Direction: Copy the full set of lines exactly as given.

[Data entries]
:::::

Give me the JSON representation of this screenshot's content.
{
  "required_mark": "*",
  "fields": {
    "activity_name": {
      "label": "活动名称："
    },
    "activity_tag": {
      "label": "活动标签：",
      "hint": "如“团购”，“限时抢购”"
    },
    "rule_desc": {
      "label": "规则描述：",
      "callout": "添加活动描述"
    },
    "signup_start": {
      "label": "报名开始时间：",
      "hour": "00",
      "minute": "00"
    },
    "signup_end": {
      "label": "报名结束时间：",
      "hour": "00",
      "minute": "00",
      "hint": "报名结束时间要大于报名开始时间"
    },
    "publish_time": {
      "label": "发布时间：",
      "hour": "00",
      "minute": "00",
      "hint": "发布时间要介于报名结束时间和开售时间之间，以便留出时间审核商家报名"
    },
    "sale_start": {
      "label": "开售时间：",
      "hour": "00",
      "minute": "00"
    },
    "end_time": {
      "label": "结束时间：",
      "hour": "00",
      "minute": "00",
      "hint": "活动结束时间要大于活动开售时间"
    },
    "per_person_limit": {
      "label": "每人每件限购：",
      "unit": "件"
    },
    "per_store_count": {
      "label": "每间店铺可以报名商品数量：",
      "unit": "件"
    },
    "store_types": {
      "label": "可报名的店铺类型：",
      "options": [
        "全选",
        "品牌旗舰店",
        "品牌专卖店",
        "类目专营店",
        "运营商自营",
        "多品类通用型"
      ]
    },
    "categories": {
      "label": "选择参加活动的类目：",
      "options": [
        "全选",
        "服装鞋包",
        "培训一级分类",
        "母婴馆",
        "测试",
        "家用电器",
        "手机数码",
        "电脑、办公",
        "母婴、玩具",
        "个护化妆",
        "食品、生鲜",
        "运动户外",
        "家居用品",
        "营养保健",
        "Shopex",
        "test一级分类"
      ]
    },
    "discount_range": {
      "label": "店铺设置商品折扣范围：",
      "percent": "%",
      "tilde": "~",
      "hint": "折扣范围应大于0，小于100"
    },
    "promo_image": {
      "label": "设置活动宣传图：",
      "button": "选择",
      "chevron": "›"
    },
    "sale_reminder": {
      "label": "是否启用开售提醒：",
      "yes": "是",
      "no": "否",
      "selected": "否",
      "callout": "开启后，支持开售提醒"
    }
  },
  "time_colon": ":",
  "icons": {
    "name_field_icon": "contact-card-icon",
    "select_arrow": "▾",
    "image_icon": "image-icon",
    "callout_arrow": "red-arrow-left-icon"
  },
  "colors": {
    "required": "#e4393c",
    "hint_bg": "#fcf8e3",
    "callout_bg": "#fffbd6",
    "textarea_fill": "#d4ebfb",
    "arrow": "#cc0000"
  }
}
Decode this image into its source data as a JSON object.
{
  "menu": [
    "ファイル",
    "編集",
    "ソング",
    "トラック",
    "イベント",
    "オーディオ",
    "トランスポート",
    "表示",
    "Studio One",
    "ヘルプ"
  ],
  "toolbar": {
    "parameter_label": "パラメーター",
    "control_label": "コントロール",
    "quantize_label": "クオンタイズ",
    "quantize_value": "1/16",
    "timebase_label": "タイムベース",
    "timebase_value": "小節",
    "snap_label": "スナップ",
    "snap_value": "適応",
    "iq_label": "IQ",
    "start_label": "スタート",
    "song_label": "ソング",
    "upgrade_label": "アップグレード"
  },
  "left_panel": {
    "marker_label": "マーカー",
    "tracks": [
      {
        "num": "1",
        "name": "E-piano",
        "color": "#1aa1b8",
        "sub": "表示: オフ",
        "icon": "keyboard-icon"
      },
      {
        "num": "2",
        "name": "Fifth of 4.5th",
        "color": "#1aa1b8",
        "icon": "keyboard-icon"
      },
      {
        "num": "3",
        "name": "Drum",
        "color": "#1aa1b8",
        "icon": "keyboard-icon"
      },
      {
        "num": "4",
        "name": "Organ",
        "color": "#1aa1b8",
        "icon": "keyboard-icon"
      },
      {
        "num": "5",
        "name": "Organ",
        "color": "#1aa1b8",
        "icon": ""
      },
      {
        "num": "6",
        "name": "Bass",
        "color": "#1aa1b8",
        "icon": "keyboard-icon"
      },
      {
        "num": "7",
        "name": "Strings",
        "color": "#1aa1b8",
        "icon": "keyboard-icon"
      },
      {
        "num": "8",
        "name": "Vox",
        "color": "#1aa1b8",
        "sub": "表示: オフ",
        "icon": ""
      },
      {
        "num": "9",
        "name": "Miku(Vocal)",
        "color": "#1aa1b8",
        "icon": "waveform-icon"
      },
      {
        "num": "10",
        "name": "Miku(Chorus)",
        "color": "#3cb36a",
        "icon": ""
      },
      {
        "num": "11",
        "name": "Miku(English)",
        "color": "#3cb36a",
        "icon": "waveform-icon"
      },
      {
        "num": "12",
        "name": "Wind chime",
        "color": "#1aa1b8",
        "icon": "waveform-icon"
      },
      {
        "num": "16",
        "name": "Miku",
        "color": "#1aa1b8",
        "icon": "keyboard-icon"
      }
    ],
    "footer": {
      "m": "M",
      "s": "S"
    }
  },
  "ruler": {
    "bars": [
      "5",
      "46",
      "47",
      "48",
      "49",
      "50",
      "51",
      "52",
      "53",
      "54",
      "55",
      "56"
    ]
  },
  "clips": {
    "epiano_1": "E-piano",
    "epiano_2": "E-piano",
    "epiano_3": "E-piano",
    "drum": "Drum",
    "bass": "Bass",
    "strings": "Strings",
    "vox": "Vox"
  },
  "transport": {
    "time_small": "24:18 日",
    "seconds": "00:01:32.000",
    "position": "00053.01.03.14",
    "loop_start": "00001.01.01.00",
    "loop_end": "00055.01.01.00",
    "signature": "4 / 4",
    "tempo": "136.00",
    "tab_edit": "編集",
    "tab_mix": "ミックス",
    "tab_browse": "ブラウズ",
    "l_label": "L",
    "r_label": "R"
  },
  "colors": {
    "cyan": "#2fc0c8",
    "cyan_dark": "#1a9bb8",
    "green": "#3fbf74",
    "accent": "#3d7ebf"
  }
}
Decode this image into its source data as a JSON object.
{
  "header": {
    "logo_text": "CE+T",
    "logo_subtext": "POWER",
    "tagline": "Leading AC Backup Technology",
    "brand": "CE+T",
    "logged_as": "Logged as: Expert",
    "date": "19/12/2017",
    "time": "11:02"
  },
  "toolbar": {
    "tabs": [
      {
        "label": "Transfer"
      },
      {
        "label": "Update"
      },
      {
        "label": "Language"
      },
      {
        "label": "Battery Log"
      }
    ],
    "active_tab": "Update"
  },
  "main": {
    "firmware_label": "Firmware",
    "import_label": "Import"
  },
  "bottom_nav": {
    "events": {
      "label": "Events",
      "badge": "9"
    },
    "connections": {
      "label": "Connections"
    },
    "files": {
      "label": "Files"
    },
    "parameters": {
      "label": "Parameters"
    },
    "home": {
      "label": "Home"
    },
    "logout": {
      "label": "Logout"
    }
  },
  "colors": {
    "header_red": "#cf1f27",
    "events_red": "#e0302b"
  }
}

:::::

The solution:
Give me the JSON representation of this screenshot's content.
{
  "required_mark": "*",
  "fields": {
    "activity_name": {
      "label": "活动名称："
    },
    "activity_tag": {
      "label": "活动标签：",
      "hint": "如“团购”，“限时抢购”"
    },
    "rule_desc": {
      "label": "规则描述：",
      "callout": "添加活动描述"
    },
    "signup_start": {
      "label": "报名开始时间：",
      "hour": "00",
      "minute": "00"
    },
    "signup_end": {
      "label": "报名结束时间：",
      "hour": "00",
      "minute": "00",
      "hint": "报名结束时间要大于报名开始时间"
    },
    "publish_time": {
      "label": "发布时间：",
      "hour": "00",
      "minute": "00",
      "hint": "发布时间要介于报名结束时间和开售时间之间，以便留出时间审核商家报名"
    },
    "sale_start": {
      "label": "开售时间：",
      "hour": "00",
      "minute": "00"
    },
    "end_time": {
      "label": "结束时间：",
      "hour": "00",
      "minute": "00",
      "hint": "活动结束时间要大于活动开售时间"
    },
    "per_person_limit": {
      "label": "每人每件限购：",
      "unit": "件"
    },
    "per_store_count": {
      "label": "每间店铺可以报名商品数量：",
      "unit": "件"
    },
    "store_types": {
      "label": "可报名的店铺类型：",
      "options": [
        "全选",
        "品牌旗舰店",
        "品牌专卖店",
        "类目专营店",
        "运营商自营",
        "多品类通用型"
      ]
    },
    "categories": {
      "label": "选择参加活动的类目：",
      "options": [
        "全选",
        "服装鞋包",
        "培训一级分类",
        "母婴馆",
        "测试",
        "家用电器",
        "手机数码",
        "电脑、办公",
        "母婴、玩具",
        "个护化妆",
        "食品、生鲜",
        "运动户外",
        "家居用品",
        "营养保健",
        "Shopex",
        "test一级分类"
      ]
    },
    "discount_range": {
      "label": "店铺设置商品折扣范围：",
      "percent": "%",
      "tilde": "~",
      "hint": "折扣范围应大于0，小于100"
    },
    "promo_image": {
      "label": "设置活动宣传图：",
      "button": "选择",
      "chevron": "›"
    },
    "sale_reminder": {
      "label": "是否启用开售提醒：",
      "yes": "是",
      "no": "否",
      "selected": "否",
      "callout": "开启后，支持开售提醒"
    }
  },
  "time_colon": ":",
  "icons": {
    "name_field_icon": "contact-card-icon",
    "select_arrow": "▾",
    "image_icon": "image-icon",
    "callout_arrow": "red-arrow-left-icon"
  },
  "colors": {
    "required": "#e4393c",
    "hint_bg": "#fcf8e3",
    "callout_bg": "#fffbd6",
    "textarea_fill": "#d4ebfb",
    "arrow": "#cc0000"
  }
}
Decode this image into its source data as a JSON object.
{
  "menu": [
    "ファイル",
    "編集",
    "ソング",
    "トラック",
    "イベント",
    "オーディオ",
    "トランスポート",
    "表示",
    "Studio One",
    "ヘルプ"
  ],
  "toolbar": {
    "parameter_label": "パラメーター",
    "control_label": "コントロール",
    "quantize_label": "クオンタイズ",
    "quantize_value": "1/16",
    "timebase_label": "タイムベース",
    "timebase_value": "小節",
    "snap_label": "スナップ",
    "snap_value": "適応",
    "iq_label": "IQ",
    "start_label": "スタート",
    "song_label": "ソング",
    "upgrade_label": "アップグレード"
  },
  "left_panel": {
    "marker_label": "マーカー",
    "tracks": [
      {
        "num": "1",
        "name": "E-piano",
        "color": "#1aa1b8",
        "sub": "表示: オフ",
        "icon": "keyboard-icon"
      },
      {
        "num": "2",
        "name": "Fifth of 4.5th",
        "color": "#1aa1b8",
        "icon": "keyboard-icon"
      },
      {
        "num": "3",
        "name": "Drum",
        "color": "#1aa1b8",
        "icon": "keyboard-icon"
      },
      {
        "num": "4",
        "name": "Organ",
        "color": "#1aa1b8",
        "icon": "keyboard-icon"
      },
      {
        "num": "5",
        "name": "Organ",
        "color": "#1aa1b8",
        "icon": ""
      },
      {
        "num": "6",
        "name": "Bass",
        "color": "#1aa1b8",
        "icon": "keyboard-icon"
      },
      {
        "num": "7",
        "name": "Strings",
        "color": "#1aa1b8",
        "icon": "keyboard-icon"
      },
      {
        "num": "8",
        "name": "Vox",
        "color": "#1aa1b8",
        "sub": "表示: オフ",
        "icon": ""
      },
      {
        "num": "9",
        "name": "Miku(Vocal)",
        "color": "#1aa1b8",
        "icon": "waveform-icon"
      },
      {
        "num": "10",
        "name": "Miku(Chorus)",
        "color": "#3cb36a",
        "icon": ""
      },
      {
        "num": "11",
        "name": "Miku(English)",
        "color": "#3cb36a",
        "icon": "waveform-icon"
      },
      {
        "num": "12",
        "name": "Wind chime",
        "color": "#1aa1b8",
        "icon": "waveform-icon"
      },
      {
        "num": "16",
        "name": "Miku",
        "color": "#1aa1b8",
        "icon": "keyboard-icon"
      }
    ],
    "footer": {
      "m": "M",
      "s": "S"
    }
  },
  "ruler": {
    "bars": [
      "5",
      "46",
      "47",
      "48",
      "49",
      "50",
      "51",
      "52",
      "53",
      "54",
      "55",
      "56"
    ]
  },
  "clips": {
    "epiano_1": "E-piano",
    "epiano_2": "E-piano",
    "epiano_3": "E-piano",
    "drum": "Drum",
    "bass": "Bass",
    "strings": "Strings",
    "vox": "Vox"
  },
  "transport": {
    "time_small": "24:18 日",
    "seconds": "00:01:32.000",
    "position": "00053.01.03.14",
    "loop_start": "00001.01.01.00",
    "loop_end": "00055.01.01.00",
    "signature": "4 / 4",
    "tempo": "136.00",
    "tab_edit": "編集",
    "tab_mix": "ミックス",
    "tab_browse": "ブラウズ",
    "l_label": "L",
    "r_label": "R"
  },
  "colors": {
    "cyan": "#2fc0c8",
    "cyan_dark": "#1a9bb8",
    "green": "#3fbf74",
    "accent": "#3d7ebf"
  }
}
Decode this image into its source data as a JSON object.
{
  "header": {
    "logo_text": "CE+T",
    "logo_subtext": "POWER",
    "tagline": "Leading AC Backup Technology",
    "brand": "CE+T",
    "logged_as": "Logged as: Expert",
    "date": "19/12/2017",
    "time": "11:02"
  },
  "toolbar": {
    "tabs": [
      {
        "label": "Transfer"
      },
      {
        "label": "Update"
      },
      {
        "label": "Language"
      },
      {
        "label": "Battery Log"
      }
    ],
    "active_tab": "Update"
  },
  "main": {
    "firmware_label": "Firmware",
    "import_label": "Import"
  },
  "bottom_nav": {
    "events": {
      "label": "Events",
      "badge": "9"
    },
    "connections": {
      "label": "Connections"
    },
    "files": {
      "label": "Files"
    },
    "parameters": {
      "label": "Parameters"
    },
    "home": {
      "label": "Home"
    },
    "logout": {
      "label": "Logout"
    }
  },
  "colors": {
    "header_red": "#cf1f27",
    "events_red": "#e0302b"
  }
}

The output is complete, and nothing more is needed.